(Data records)
################
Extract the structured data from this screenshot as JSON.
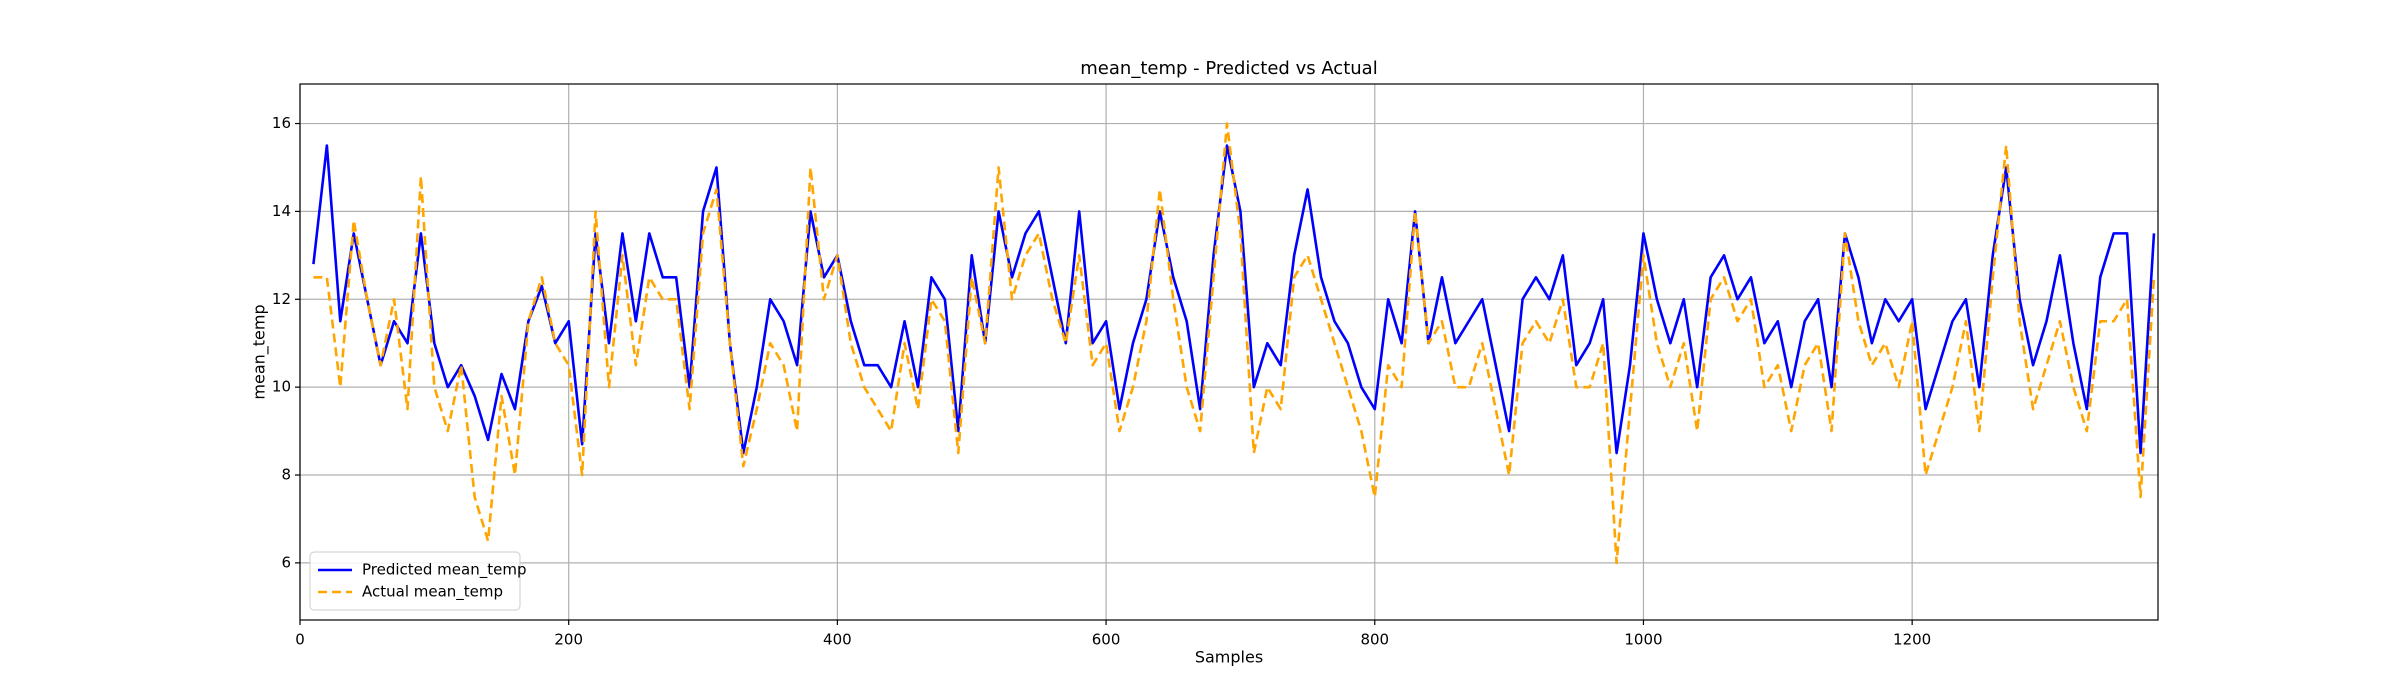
{
  "chart_data": {
    "type": "line",
    "title": "mean_temp - Predicted vs Actual",
    "x_label": "Samples",
    "y_label": "mean_temp",
    "x": [
      10,
      20,
      30,
      40,
      50,
      60,
      70,
      80,
      90,
      100,
      110,
      120,
      130,
      140,
      150,
      160,
      170,
      180,
      190,
      200,
      210,
      220,
      230,
      240,
      250,
      260,
      270,
      280,
      290,
      300,
      310,
      320,
      330,
      340,
      350,
      360,
      370,
      380,
      390,
      400,
      410,
      420,
      430,
      440,
      450,
      460,
      470,
      480,
      490,
      500,
      510,
      520,
      530,
      540,
      550,
      560,
      570,
      580,
      590,
      600,
      610,
      620,
      630,
      640,
      650,
      660,
      670,
      680,
      690,
      700,
      710,
      720,
      730,
      740,
      750,
      760,
      770,
      780,
      790,
      800,
      810,
      820,
      830,
      840,
      850,
      860,
      870,
      880,
      890,
      900,
      910,
      920,
      930,
      940,
      950,
      960,
      970,
      980,
      990,
      1000,
      1010,
      1020,
      1030,
      1040,
      1050,
      1060,
      1070,
      1080,
      1090,
      1100,
      1110,
      1120,
      1130,
      1140,
      1150,
      1160,
      1170,
      1180,
      1190,
      1200,
      1210,
      1220,
      1230,
      1240,
      1250,
      1260,
      1270,
      1280,
      1290,
      1300,
      1310,
      1320,
      1330,
      1340,
      1350,
      1360,
      1370,
      1380
    ],
    "series": [
      {
        "name": "Predicted mean_temp",
        "color": "#0000ff",
        "linestyle": "solid",
        "values": [
          12.8,
          15.5,
          11.5,
          13.5,
          12,
          10.5,
          11.5,
          11,
          13.5,
          11,
          10,
          10.5,
          9.8,
          8.8,
          10.3,
          9.5,
          11.5,
          12.3,
          11,
          11.5,
          8.7,
          13.5,
          11,
          13.5,
          11.5,
          13.5,
          12.5,
          12.5,
          10,
          14,
          15,
          11,
          8.5,
          10,
          12,
          11.5,
          10.5,
          14,
          12.5,
          13,
          11.5,
          10.5,
          10.5,
          10,
          11.5,
          10,
          12.5,
          12,
          9,
          13,
          11,
          14,
          12.5,
          13.5,
          14,
          12.5,
          11,
          14,
          11,
          11.5,
          9.5,
          11,
          12,
          14,
          12.5,
          11.5,
          9.5,
          13,
          15.5,
          14,
          10,
          11,
          10.5,
          13,
          14.5,
          12.5,
          11.5,
          11,
          10,
          9.5,
          12,
          11,
          14,
          11,
          12.5,
          11,
          11.5,
          12,
          10.5,
          9,
          12,
          12.5,
          12,
          13,
          10.5,
          11,
          12,
          8.5,
          10.5,
          13.5,
          12,
          11,
          12,
          10,
          12.5,
          13,
          12,
          12.5,
          11,
          11.5,
          10,
          11.5,
          12,
          10,
          13.5,
          12.5,
          11,
          12,
          11.5,
          12,
          9.5,
          10.5,
          11.5,
          12,
          10,
          13,
          15,
          12,
          10.5,
          11.5,
          13,
          11,
          9.5,
          12.5,
          13.5,
          13.5,
          8.5,
          13.5
        ]
      },
      {
        "name": "Actual mean_temp",
        "color": "#ffa500",
        "linestyle": "dashed",
        "values": [
          12.5,
          12.5,
          10,
          13.8,
          12,
          10.5,
          12,
          9.5,
          14.8,
          10,
          9,
          10.5,
          7.5,
          6.5,
          9.8,
          8,
          11.5,
          12.5,
          11,
          10.5,
          8,
          14,
          10,
          13,
          10.5,
          12.5,
          12,
          12,
          9.5,
          13.5,
          14.5,
          11,
          8.2,
          9.5,
          11,
          10.5,
          9,
          15,
          12,
          13,
          11,
          10,
          9.5,
          9,
          11,
          9.5,
          12,
          11.5,
          8.5,
          12.5,
          11,
          15,
          12,
          13,
          13.5,
          12,
          11,
          13,
          10.5,
          11,
          9,
          10,
          11.5,
          14.5,
          12,
          10,
          9,
          12.5,
          16,
          13.5,
          8.5,
          10,
          9.5,
          12.5,
          13,
          12,
          11,
          10,
          9,
          7.5,
          10.5,
          10,
          14,
          11,
          11.5,
          10,
          10,
          11,
          9.5,
          8,
          11,
          11.5,
          11,
          12,
          10,
          10,
          11,
          6,
          9.5,
          13,
          11,
          10,
          11,
          9,
          12,
          12.5,
          11.5,
          12,
          10,
          10.5,
          9,
          10.5,
          11,
          9,
          13.5,
          11.5,
          10.5,
          11,
          10,
          11.5,
          8,
          9,
          10,
          11.5,
          9,
          12.5,
          15.5,
          11.5,
          9.5,
          10.5,
          11.5,
          10,
          9,
          11.5,
          11.5,
          12,
          7.5,
          12.5
        ]
      }
    ],
    "xlim": [
      0,
      1383
    ],
    "ylim": [
      4.7,
      16.9
    ],
    "xticks": [
      0,
      200,
      400,
      600,
      800,
      1000,
      1200
    ],
    "yticks": [
      6,
      8,
      10,
      12,
      14,
      16
    ],
    "grid": true,
    "legend": "lower left"
  }
}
################
GIVEN TASK
Quote the material exactly. Pictures stay out.

TASK SOLUTION
Extract the structured data from this screenshot as JSON.
{
  "chart_data": {
    "type": "line",
    "title": "mean_temp - Predicted vs Actual",
    "x_label": "Samples",
    "y_label": "mean_temp",
    "x": [
      10,
      20,
      30,
      40,
      50,
      60,
      70,
      80,
      90,
      100,
      110,
      120,
      130,
      140,
      150,
      160,
      170,
      180,
      190,
      200,
      210,
      220,
      230,
      240,
      250,
      260,
      270,
      280,
      290,
      300,
      310,
      320,
      330,
      340,
      350,
      360,
      370,
      380,
      390,
      400,
      410,
      420,
      430,
      440,
      450,
      460,
      470,
      480,
      490,
      500,
      510,
      520,
      530,
      540,
      550,
      560,
      570,
      580,
      590,
      600,
      610,
      620,
      630,
      640,
      650,
      660,
      670,
      680,
      690,
      700,
      710,
      720,
      730,
      740,
      750,
      760,
      770,
      780,
      790,
      800,
      810,
      820,
      830,
      840,
      850,
      860,
      870,
      880,
      890,
      900,
      910,
      920,
      930,
      940,
      950,
      960,
      970,
      980,
      990,
      1000,
      1010,
      1020,
      1030,
      1040,
      1050,
      1060,
      1070,
      1080,
      1090,
      1100,
      1110,
      1120,
      1130,
      1140,
      1150,
      1160,
      1170,
      1180,
      1190,
      1200,
      1210,
      1220,
      1230,
      1240,
      1250,
      1260,
      1270,
      1280,
      1290,
      1300,
      1310,
      1320,
      1330,
      1340,
      1350,
      1360,
      1370,
      1380
    ],
    "series": [
      {
        "name": "Predicted mean_temp",
        "color": "#0000ff",
        "linestyle": "solid",
        "values": [
          12.8,
          15.5,
          11.5,
          13.5,
          12,
          10.5,
          11.5,
          11,
          13.5,
          11,
          10,
          10.5,
          9.8,
          8.8,
          10.3,
          9.5,
          11.5,
          12.3,
          11,
          11.5,
          8.7,
          13.5,
          11,
          13.5,
          11.5,
          13.5,
          12.5,
          12.5,
          10,
          14,
          15,
          11,
          8.5,
          10,
          12,
          11.5,
          10.5,
          14,
          12.5,
          13,
          11.5,
          10.5,
          10.5,
          10,
          11.5,
          10,
          12.5,
          12,
          9,
          13,
          11,
          14,
          12.5,
          13.5,
          14,
          12.5,
          11,
          14,
          11,
          11.5,
          9.5,
          11,
          12,
          14,
          12.5,
          11.5,
          9.5,
          13,
          15.5,
          14,
          10,
          11,
          10.5,
          13,
          14.5,
          12.5,
          11.5,
          11,
          10,
          9.5,
          12,
          11,
          14,
          11,
          12.5,
          11,
          11.5,
          12,
          10.5,
          9,
          12,
          12.5,
          12,
          13,
          10.5,
          11,
          12,
          8.5,
          10.5,
          13.5,
          12,
          11,
          12,
          10,
          12.5,
          13,
          12,
          12.5,
          11,
          11.5,
          10,
          11.5,
          12,
          10,
          13.5,
          12.5,
          11,
          12,
          11.5,
          12,
          9.5,
          10.5,
          11.5,
          12,
          10,
          13,
          15,
          12,
          10.5,
          11.5,
          13,
          11,
          9.5,
          12.5,
          13.5,
          13.5,
          8.5,
          13.5
        ]
      },
      {
        "name": "Actual mean_temp",
        "color": "#ffa500",
        "linestyle": "dashed",
        "values": [
          12.5,
          12.5,
          10,
          13.8,
          12,
          10.5,
          12,
          9.5,
          14.8,
          10,
          9,
          10.5,
          7.5,
          6.5,
          9.8,
          8,
          11.5,
          12.5,
          11,
          10.5,
          8,
          14,
          10,
          13,
          10.5,
          12.5,
          12,
          12,
          9.5,
          13.5,
          14.5,
          11,
          8.2,
          9.5,
          11,
          10.5,
          9,
          15,
          12,
          13,
          11,
          10,
          9.5,
          9,
          11,
          9.5,
          12,
          11.5,
          8.5,
          12.5,
          11,
          15,
          12,
          13,
          13.5,
          12,
          11,
          13,
          10.5,
          11,
          9,
          10,
          11.5,
          14.5,
          12,
          10,
          9,
          12.5,
          16,
          13.5,
          8.5,
          10,
          9.5,
          12.5,
          13,
          12,
          11,
          10,
          9,
          7.5,
          10.5,
          10,
          14,
          11,
          11.5,
          10,
          10,
          11,
          9.5,
          8,
          11,
          11.5,
          11,
          12,
          10,
          10,
          11,
          6,
          9.5,
          13,
          11,
          10,
          11,
          9,
          12,
          12.5,
          11.5,
          12,
          10,
          10.5,
          9,
          10.5,
          11,
          9,
          13.5,
          11.5,
          10.5,
          11,
          10,
          11.5,
          8,
          9,
          10,
          11.5,
          9,
          12.5,
          15.5,
          11.5,
          9.5,
          10.5,
          11.5,
          10,
          9,
          11.5,
          11.5,
          12,
          7.5,
          12.5
        ]
      }
    ],
    "xlim": [
      0,
      1383
    ],
    "ylim": [
      4.7,
      16.9
    ],
    "xticks": [
      0,
      200,
      400,
      600,
      800,
      1000,
      1200
    ],
    "yticks": [
      6,
      8,
      10,
      12,
      14,
      16
    ],
    "grid": true,
    "legend": "lower left"
  }
}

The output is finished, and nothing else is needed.